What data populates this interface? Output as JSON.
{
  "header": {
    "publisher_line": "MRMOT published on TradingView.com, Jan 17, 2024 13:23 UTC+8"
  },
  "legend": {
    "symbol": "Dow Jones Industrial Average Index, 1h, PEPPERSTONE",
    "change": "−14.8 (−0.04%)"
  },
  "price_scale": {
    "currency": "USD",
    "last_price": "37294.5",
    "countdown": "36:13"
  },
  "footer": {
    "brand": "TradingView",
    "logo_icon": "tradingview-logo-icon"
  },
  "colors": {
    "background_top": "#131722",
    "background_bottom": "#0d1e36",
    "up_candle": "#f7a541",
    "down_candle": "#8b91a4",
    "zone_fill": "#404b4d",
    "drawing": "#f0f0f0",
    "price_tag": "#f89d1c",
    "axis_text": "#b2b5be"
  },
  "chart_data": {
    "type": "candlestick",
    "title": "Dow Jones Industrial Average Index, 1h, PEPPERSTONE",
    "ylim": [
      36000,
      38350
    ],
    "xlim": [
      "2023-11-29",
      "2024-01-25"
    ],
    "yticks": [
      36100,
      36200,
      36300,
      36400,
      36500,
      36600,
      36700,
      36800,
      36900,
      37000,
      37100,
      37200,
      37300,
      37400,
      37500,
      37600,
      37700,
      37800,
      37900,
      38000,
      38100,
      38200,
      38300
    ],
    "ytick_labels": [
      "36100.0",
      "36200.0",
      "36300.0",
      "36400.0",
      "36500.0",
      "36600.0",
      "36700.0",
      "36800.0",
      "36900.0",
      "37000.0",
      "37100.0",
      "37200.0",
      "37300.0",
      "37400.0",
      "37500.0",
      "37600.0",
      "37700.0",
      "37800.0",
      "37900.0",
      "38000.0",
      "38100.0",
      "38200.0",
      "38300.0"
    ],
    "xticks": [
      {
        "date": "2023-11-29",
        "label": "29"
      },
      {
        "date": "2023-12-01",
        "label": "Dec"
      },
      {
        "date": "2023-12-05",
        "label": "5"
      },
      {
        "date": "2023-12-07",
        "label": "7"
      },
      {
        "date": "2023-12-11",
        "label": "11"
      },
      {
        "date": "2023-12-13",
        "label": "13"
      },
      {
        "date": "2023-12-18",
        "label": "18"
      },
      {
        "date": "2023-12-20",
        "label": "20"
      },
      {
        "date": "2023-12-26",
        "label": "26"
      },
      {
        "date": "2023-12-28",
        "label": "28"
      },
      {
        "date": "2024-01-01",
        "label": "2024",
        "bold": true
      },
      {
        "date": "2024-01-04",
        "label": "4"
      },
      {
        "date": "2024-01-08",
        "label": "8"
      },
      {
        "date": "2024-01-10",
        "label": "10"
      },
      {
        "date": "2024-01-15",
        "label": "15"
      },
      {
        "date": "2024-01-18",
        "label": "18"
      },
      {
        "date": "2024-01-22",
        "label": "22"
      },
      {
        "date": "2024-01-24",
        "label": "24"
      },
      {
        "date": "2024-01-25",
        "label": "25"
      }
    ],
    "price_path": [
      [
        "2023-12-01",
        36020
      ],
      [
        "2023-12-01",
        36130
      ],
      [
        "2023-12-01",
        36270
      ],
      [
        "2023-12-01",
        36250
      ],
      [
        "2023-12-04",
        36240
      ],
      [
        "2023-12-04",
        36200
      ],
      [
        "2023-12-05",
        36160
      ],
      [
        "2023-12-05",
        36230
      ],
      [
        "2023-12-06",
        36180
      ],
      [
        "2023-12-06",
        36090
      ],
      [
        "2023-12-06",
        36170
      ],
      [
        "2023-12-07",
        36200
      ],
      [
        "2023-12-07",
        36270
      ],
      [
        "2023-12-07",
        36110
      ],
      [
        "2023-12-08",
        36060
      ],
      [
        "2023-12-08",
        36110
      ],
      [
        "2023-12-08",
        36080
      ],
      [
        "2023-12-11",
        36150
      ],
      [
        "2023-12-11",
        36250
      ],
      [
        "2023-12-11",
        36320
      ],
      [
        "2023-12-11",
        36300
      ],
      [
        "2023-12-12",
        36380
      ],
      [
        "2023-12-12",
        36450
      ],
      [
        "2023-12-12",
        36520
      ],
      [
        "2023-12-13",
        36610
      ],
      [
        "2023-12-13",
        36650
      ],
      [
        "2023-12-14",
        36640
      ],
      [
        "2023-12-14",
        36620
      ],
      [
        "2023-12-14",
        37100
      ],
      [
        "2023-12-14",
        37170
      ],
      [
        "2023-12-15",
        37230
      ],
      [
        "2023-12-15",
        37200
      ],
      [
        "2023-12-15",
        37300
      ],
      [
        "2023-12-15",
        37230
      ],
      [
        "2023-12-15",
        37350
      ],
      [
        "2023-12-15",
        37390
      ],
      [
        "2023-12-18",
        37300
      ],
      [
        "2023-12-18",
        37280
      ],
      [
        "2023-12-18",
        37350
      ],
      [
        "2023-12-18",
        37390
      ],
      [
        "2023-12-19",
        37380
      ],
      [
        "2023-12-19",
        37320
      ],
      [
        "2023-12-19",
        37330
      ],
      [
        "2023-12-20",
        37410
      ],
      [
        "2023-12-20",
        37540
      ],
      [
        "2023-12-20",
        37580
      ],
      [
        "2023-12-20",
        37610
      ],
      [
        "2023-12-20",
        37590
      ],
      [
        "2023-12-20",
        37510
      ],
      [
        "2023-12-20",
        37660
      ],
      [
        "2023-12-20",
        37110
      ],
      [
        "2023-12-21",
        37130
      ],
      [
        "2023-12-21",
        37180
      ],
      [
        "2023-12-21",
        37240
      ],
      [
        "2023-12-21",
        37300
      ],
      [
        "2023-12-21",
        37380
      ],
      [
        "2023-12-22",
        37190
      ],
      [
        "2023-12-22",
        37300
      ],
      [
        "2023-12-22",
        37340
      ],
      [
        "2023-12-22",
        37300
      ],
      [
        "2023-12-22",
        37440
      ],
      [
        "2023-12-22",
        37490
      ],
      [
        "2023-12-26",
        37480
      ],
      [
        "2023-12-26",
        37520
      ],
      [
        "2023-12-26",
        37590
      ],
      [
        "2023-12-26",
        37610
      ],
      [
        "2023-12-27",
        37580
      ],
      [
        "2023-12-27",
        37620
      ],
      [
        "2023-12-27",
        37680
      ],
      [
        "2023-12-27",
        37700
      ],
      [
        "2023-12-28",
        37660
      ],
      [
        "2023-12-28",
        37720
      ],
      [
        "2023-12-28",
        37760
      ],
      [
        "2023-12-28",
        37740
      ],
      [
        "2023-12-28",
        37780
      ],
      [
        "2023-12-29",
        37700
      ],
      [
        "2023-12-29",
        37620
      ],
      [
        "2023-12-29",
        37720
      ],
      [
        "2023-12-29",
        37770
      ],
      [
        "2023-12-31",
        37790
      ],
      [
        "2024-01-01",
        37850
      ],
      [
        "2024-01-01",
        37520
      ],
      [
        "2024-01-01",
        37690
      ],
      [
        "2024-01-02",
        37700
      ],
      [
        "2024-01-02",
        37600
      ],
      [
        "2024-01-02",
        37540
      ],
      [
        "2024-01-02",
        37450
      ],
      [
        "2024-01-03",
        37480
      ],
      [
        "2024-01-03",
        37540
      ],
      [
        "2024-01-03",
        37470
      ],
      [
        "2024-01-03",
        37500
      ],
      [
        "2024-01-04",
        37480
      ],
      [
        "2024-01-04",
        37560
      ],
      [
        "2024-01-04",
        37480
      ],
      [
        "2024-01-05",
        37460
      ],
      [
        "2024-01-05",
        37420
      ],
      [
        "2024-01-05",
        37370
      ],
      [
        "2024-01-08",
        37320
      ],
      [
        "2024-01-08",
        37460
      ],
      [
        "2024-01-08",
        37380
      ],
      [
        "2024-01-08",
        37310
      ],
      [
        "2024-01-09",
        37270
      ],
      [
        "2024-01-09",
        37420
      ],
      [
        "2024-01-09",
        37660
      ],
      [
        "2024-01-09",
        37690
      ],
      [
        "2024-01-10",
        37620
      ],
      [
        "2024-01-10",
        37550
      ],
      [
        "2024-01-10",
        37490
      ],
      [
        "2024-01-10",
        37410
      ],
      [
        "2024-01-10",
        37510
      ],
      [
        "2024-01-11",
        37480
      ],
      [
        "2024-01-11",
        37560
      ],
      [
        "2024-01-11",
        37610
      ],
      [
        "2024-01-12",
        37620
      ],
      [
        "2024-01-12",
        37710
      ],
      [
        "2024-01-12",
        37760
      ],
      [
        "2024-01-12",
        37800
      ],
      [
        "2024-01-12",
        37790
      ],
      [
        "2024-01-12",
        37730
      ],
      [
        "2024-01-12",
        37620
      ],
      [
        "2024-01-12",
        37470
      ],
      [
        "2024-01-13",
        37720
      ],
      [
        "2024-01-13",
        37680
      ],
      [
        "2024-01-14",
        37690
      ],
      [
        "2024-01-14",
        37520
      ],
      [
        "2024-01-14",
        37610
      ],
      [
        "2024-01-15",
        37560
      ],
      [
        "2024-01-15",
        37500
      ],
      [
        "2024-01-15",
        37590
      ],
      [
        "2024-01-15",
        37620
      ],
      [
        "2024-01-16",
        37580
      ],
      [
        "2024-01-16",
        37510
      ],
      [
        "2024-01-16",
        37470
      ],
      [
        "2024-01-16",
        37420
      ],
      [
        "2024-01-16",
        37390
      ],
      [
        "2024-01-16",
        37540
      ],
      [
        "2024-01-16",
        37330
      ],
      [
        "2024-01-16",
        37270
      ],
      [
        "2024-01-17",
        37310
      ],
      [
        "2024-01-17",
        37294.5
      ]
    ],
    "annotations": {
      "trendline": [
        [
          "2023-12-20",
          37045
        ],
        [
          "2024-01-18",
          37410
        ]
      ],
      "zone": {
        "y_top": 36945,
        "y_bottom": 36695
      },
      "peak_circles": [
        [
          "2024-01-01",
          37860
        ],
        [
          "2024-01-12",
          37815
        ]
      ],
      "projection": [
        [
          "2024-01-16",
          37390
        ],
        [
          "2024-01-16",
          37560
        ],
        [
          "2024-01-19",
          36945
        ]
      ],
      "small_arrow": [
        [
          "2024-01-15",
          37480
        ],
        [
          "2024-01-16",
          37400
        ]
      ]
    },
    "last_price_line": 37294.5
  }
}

◆ **TASK**:
In the entries above, find each line with the word "Average" and show it.

◆ **ANSWER TO THE PROBLEM**:
    "symbol": "Dow Jones Industrial Average Index, 1h, PEPPERSTONE",
    "title": "Dow Jones Industrial Average Index, 1h, PEPPERSTONE",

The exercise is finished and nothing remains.